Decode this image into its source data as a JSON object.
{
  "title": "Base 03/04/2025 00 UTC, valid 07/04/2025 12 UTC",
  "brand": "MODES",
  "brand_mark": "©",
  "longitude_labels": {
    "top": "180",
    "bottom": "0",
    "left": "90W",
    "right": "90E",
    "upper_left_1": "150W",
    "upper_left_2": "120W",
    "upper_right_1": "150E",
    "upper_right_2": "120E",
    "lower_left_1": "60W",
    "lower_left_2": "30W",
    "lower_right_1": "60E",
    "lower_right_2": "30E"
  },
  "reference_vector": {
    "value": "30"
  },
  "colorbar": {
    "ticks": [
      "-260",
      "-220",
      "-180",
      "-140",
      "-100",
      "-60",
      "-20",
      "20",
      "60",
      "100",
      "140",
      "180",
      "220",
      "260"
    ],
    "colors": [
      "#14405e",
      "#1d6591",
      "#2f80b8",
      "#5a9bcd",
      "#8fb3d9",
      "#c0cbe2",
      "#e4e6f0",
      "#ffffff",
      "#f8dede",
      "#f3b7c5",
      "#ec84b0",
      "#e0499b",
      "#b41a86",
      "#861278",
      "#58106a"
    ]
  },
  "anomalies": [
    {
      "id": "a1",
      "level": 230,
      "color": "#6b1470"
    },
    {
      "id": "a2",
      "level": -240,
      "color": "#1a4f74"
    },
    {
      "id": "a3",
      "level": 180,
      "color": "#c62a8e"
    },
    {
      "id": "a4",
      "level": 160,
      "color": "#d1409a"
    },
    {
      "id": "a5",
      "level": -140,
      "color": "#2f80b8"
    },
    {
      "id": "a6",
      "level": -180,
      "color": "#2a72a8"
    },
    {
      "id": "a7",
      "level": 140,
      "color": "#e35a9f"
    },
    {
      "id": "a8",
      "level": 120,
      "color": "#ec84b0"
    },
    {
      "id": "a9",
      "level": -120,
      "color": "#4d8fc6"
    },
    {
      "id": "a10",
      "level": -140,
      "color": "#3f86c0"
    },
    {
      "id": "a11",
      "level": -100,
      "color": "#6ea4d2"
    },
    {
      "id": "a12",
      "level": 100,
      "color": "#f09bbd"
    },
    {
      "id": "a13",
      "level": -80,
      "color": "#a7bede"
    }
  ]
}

────────────────────────────────────────

## AIM
Extract each record, keeping it identical to the original.

## FULL RESPONSE
Decode this image into its source data as a JSON object.
{
  "title": "Base 03/04/2025 00 UTC, valid 07/04/2025 12 UTC",
  "brand": "MODES",
  "brand_mark": "©",
  "longitude_labels": {
    "top": "180",
    "bottom": "0",
    "left": "90W",
    "right": "90E",
    "upper_left_1": "150W",
    "upper_left_2": "120W",
    "upper_right_1": "150E",
    "upper_right_2": "120E",
    "lower_left_1": "60W",
    "lower_left_2": "30W",
    "lower_right_1": "60E",
    "lower_right_2": "30E"
  },
  "reference_vector": {
    "value": "30"
  },
  "colorbar": {
    "ticks": [
      "-260",
      "-220",
      "-180",
      "-140",
      "-100",
      "-60",
      "-20",
      "20",
      "60",
      "100",
      "140",
      "180",
      "220",
      "260"
    ],
    "colors": [
      "#14405e",
      "#1d6591",
      "#2f80b8",
      "#5a9bcd",
      "#8fb3d9",
      "#c0cbe2",
      "#e4e6f0",
      "#ffffff",
      "#f8dede",
      "#f3b7c5",
      "#ec84b0",
      "#e0499b",
      "#b41a86",
      "#861278",
      "#58106a"
    ]
  },
  "anomalies": [
    {
      "id": "a1",
      "level": 230,
      "color": "#6b1470"
    },
    {
      "id": "a2",
      "level": -240,
      "color": "#1a4f74"
    },
    {
      "id": "a3",
      "level": 180,
      "color": "#c62a8e"
    },
    {
      "id": "a4",
      "level": 160,
      "color": "#d1409a"
    },
    {
      "id": "a5",
      "level": -140,
      "color": "#2f80b8"
    },
    {
      "id": "a6",
      "level": -180,
      "color": "#2a72a8"
    },
    {
      "id": "a7",
      "level": 140,
      "color": "#e35a9f"
    },
    {
      "id": "a8",
      "level": 120,
      "color": "#ec84b0"
    },
    {
      "id": "a9",
      "level": -120,
      "color": "#4d8fc6"
    },
    {
      "id": "a10",
      "level": -140,
      "color": "#3f86c0"
    },
    {
      "id": "a11",
      "level": -100,
      "color": "#6ea4d2"
    },
    {
      "id": "a12",
      "level": 100,
      "color": "#f09bbd"
    },
    {
      "id": "a13",
      "level": -80,
      "color": "#a7bede"
    }
  ]
}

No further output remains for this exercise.